§ ASSIGNMENT: Repeat each entry. Keep every line exactly as it is.

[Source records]
# # # #
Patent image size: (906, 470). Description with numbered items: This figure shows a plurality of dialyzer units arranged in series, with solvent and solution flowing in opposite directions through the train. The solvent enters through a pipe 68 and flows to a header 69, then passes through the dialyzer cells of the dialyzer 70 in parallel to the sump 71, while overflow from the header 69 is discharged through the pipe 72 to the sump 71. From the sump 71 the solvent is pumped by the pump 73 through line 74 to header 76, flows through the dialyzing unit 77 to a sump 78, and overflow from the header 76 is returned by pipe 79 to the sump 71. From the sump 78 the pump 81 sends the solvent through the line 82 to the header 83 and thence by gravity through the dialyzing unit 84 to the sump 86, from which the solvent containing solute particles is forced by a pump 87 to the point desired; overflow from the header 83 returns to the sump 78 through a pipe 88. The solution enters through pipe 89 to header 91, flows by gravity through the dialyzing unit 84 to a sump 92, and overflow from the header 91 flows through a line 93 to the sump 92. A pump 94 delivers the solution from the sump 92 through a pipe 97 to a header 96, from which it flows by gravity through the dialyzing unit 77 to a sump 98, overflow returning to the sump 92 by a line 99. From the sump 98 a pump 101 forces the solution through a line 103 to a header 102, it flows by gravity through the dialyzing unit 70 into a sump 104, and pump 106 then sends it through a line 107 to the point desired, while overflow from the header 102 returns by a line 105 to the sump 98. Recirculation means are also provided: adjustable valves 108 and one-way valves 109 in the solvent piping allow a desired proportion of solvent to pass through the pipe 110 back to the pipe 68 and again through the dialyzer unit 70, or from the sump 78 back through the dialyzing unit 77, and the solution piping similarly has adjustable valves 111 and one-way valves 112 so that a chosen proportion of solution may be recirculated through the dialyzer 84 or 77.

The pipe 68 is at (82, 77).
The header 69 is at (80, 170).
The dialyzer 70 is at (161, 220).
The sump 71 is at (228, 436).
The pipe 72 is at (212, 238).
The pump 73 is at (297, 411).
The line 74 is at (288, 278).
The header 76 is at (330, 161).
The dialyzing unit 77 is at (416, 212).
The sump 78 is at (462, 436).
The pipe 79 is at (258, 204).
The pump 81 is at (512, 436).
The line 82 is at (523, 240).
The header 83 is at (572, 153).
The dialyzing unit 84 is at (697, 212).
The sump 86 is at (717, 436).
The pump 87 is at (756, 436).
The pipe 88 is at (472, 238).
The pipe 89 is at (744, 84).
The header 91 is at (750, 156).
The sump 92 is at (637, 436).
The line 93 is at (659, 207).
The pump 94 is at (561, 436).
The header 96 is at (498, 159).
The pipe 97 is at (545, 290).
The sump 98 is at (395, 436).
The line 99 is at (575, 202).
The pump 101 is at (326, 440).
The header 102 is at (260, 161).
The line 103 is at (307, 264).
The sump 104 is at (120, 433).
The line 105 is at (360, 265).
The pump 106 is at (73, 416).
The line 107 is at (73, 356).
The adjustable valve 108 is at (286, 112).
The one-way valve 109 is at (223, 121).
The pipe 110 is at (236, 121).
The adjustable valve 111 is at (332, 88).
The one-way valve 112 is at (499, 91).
# # # #
§ RESULT OF THE EXERCISE:
Patent image size: (906, 470). Description with numbered items: This figure shows a plurality of dialyzer units arranged in series, with solvent and solution flowing in opposite directions through the train. The solvent enters through a pipe 68 and flows to a header 69, then passes through the dialyzer cells of the dialyzer 70 in parallel to the sump 71, while overflow from the header 69 is discharged through the pipe 72 to the sump 71. From the sump 71 the solvent is pumped by the pump 73 through line 74 to header 76, flows through the dialyzing unit 77 to a sump 78, and overflow from the header 76 is returned by pipe 79 to the sump 71. From the sump 78 the pump 81 sends the solvent through the line 82 to the header 83 and thence by gravity through the dialyzing unit 84 to the sump 86, from which the solvent containing solute particles is forced by a pump 87 to the point desired; overflow from the header 83 returns to the sump 78 through a pipe 88. The solution enters through pipe 89 to header 91, flows by gravity through the dialyzing unit 84 to a sump 92, and overflow from the header 91 flows through a line 93 to the sump 92. A pump 94 delivers the solution from the sump 92 through a pipe 97 to a header 96, from which it flows by gravity through the dialyzing unit 77 to a sump 98, overflow returning to the sump 92 by a line 99. From the sump 98 a pump 101 forces the solution through a line 103 to a header 102, it flows by gravity through the dialyzing unit 70 into a sump 104, and pump 106 then sends it through a line 107 to the point desired, while overflow from the header 102 returns by a line 105 to the sump 98. Recirculation means are also provided: adjustable valves 108 and one-way valves 109 in the solvent piping allow a desired proportion of solvent to pass through the pipe 110 back to the pipe 68 and again through the dialyzer unit 70, or from the sump 78 back through the dialyzing unit 77, and the solution piping similarly has adjustable valves 111 and one-way valves 112 so that a chosen proportion of solution may be recirculated through the dialyzer 84 or 77.

The pipe 68 is at (82, 77).
The header 69 is at (80, 170).
The dialyzer 70 is at (161, 220).
The sump 71 is at (228, 436).
The pipe 72 is at (212, 238).
The pump 73 is at (297, 411).
The line 74 is at (288, 278).
The header 76 is at (330, 161).
The dialyzing unit 77 is at (416, 212).
The sump 78 is at (462, 436).
The pipe 79 is at (258, 204).
The pump 81 is at (512, 436).
The line 82 is at (523, 240).
The header 83 is at (572, 153).
The dialyzing unit 84 is at (697, 212).
The sump 86 is at (717, 436).
The pump 87 is at (756, 436).
The pipe 88 is at (472, 238).
The pipe 89 is at (744, 84).
The header 91 is at (750, 156).
The sump 92 is at (637, 436).
The line 93 is at (659, 207).
The pump 94 is at (561, 436).
The header 96 is at (498, 159).
The pipe 97 is at (545, 290).
The sump 98 is at (395, 436).
The line 99 is at (575, 202).
The pump 101 is at (326, 440).
The header 102 is at (260, 161).
The line 103 is at (307, 264).
The sump 104 is at (120, 433).
The line 105 is at (360, 265).
The pump 106 is at (73, 416).
The line 107 is at (73, 356).
The adjustable valve 108 is at (286, 112).
The one-way valve 109 is at (223, 121).
The pipe 110 is at (236, 121).
The adjustable valve 111 is at (332, 88).
The one-way valve 112 is at (499, 91).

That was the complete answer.